[AIM OF THE TASK]: Return every line of the material below word for word, omitting the pictures.
- - -
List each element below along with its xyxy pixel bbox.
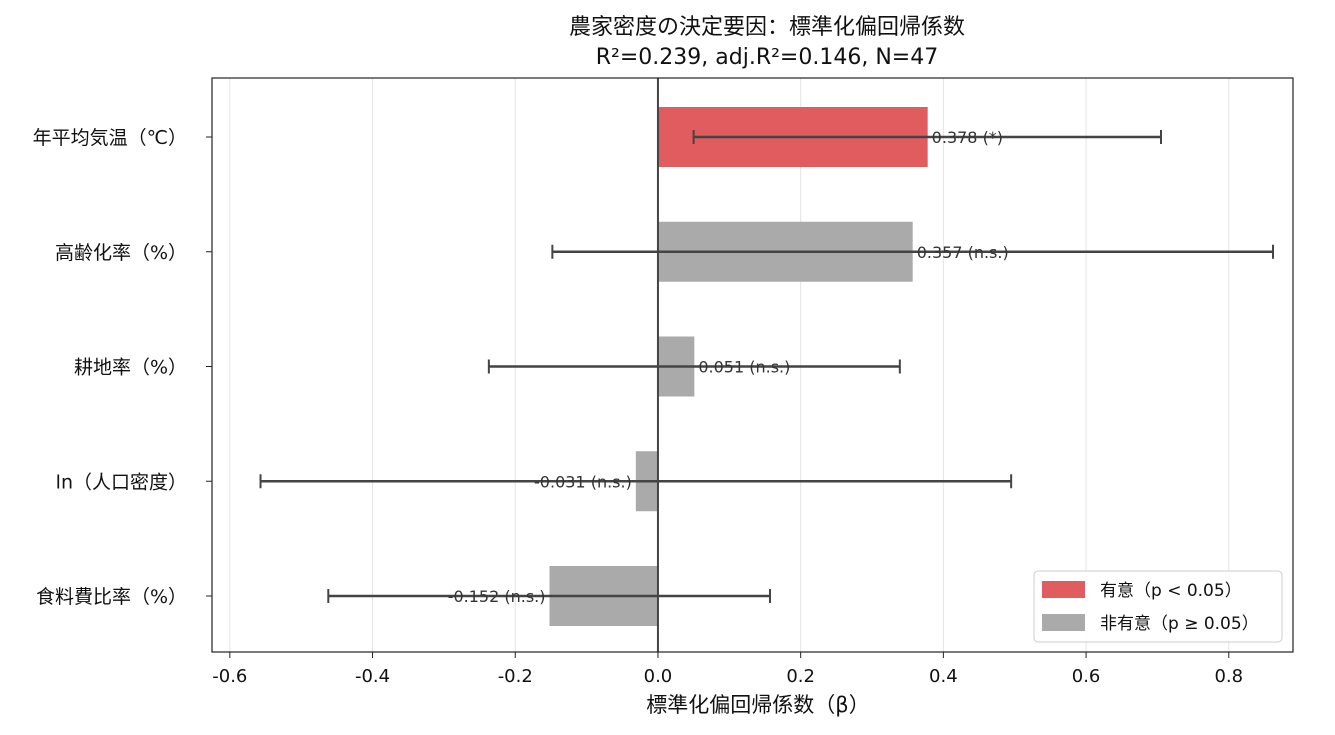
plot-frame (211, 77, 1294, 653)
chart-title: 農家密度の決定要因：標準化偏回帰係数 (569, 15, 965, 40)
category-label: 食料費比率（%） (36, 586, 187, 608)
legend-box (1033, 570, 1283, 643)
legend-label-not-significant: 非有意（p ≥ 0.05） (1100, 614, 1259, 634)
x-axis-ticks: -0.6 -0.4 -0.2 0.0 0.2 0.4 0.6 0.8 (212, 652, 1243, 687)
data-label: -0.031 (n.s.) (534, 472, 632, 491)
category-label: 耕地率（%） (74, 357, 187, 379)
category-label: 年平均気温（℃） (33, 127, 187, 149)
x-tick-label: -0.4 (355, 666, 390, 687)
legend-label-significant: 有意（p < 0.05） (1100, 581, 1242, 601)
category-label: ln（人口密度） (56, 471, 187, 493)
x-tick-label: -0.2 (498, 666, 533, 687)
data-label: 0.051 (n.s.) (698, 358, 790, 377)
chart-subtitle: R²=0.239, adj.R²=0.146, N=47 (596, 45, 938, 70)
data-label: -0.152 (n.s.) (448, 587, 546, 606)
legend-swatch-significant (1042, 581, 1085, 598)
x-tick-label: 0.4 (929, 666, 958, 687)
error-bars (259, 130, 1275, 603)
x-tick-label: -0.6 (212, 666, 247, 687)
x-tick-label: 0.8 (1214, 666, 1243, 687)
data-label: 0.357 (n.s.) (917, 243, 1009, 262)
data-labels: 0.378 (*) 0.357 (n.s.) 0.051 (n.s.) -0.031 … (448, 128, 1009, 606)
legend-swatch-not-significant (1042, 614, 1085, 631)
y-axis-ticks: 年平均気温（℃） 高齢化率（%） 耕地率（%） ln（人口密度） 食料費比率（%） (33, 127, 212, 608)
category-label: 高齢化率（%） (55, 242, 187, 264)
x-axis-label: 標準化偏回帰係数（β） (646, 693, 869, 717)
legend: 有意（p < 0.05） 非有意（p ≥ 0.05） (1033, 570, 1283, 643)
x-tick-label: 0.6 (1072, 666, 1101, 687)
x-tick-label: 0.0 (644, 666, 673, 687)
data-label: 0.378 (*) (932, 128, 1003, 147)
x-tick-label: 0.2 (786, 666, 815, 687)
- - -
[RESULT BELOW]:
List each element below along with its xyxy pixel bbox.
plot-frame (211, 77, 1294, 653)
chart-title: 農家密度の決定要因：標準化偏回帰係数 (569, 15, 965, 40)
category-label: 食料費比率（%） (36, 586, 187, 608)
legend-box (1033, 570, 1283, 643)
legend-label-not-significant: 非有意（p ≥ 0.05） (1100, 614, 1259, 634)
x-axis-ticks: -0.6 -0.4 -0.2 0.0 0.2 0.4 0.6 0.8 (212, 652, 1243, 687)
data-label: -0.031 (n.s.) (534, 472, 632, 491)
category-label: 耕地率（%） (74, 357, 187, 379)
category-label: 年平均気温（℃） (33, 127, 187, 149)
x-tick-label: -0.4 (355, 666, 390, 687)
legend-label-significant: 有意（p < 0.05） (1100, 581, 1242, 601)
category-label: ln（人口密度） (56, 471, 187, 493)
x-tick-label: -0.2 (498, 666, 533, 687)
data-label: 0.051 (n.s.) (698, 358, 790, 377)
chart-subtitle: R²=0.239, adj.R²=0.146, N=47 (596, 45, 938, 70)
data-label: -0.152 (n.s.) (448, 587, 546, 606)
legend-swatch-significant (1042, 581, 1085, 598)
x-tick-label: 0.4 (929, 666, 958, 687)
error-bars (259, 130, 1275, 603)
x-tick-label: -0.6 (212, 666, 247, 687)
x-tick-label: 0.8 (1214, 666, 1243, 687)
data-label: 0.357 (n.s.) (917, 243, 1009, 262)
data-labels: 0.378 (*) 0.357 (n.s.) 0.051 (n.s.) -0.031 … (448, 128, 1009, 606)
legend-swatch-not-significant (1042, 614, 1085, 631)
y-axis-ticks: 年平均気温（℃） 高齢化率（%） 耕地率（%） ln（人口密度） 食料費比率（%） (33, 127, 212, 608)
category-label: 高齢化率（%） (55, 242, 187, 264)
x-axis-label: 標準化偏回帰係数（β） (646, 693, 869, 717)
legend: 有意（p < 0.05） 非有意（p ≥ 0.05） (1033, 570, 1283, 643)
x-tick-label: 0.6 (1072, 666, 1101, 687)
x-tick-label: 0.0 (644, 666, 673, 687)
data-label: 0.378 (*) (932, 128, 1003, 147)
x-tick-label: 0.2 (786, 666, 815, 687)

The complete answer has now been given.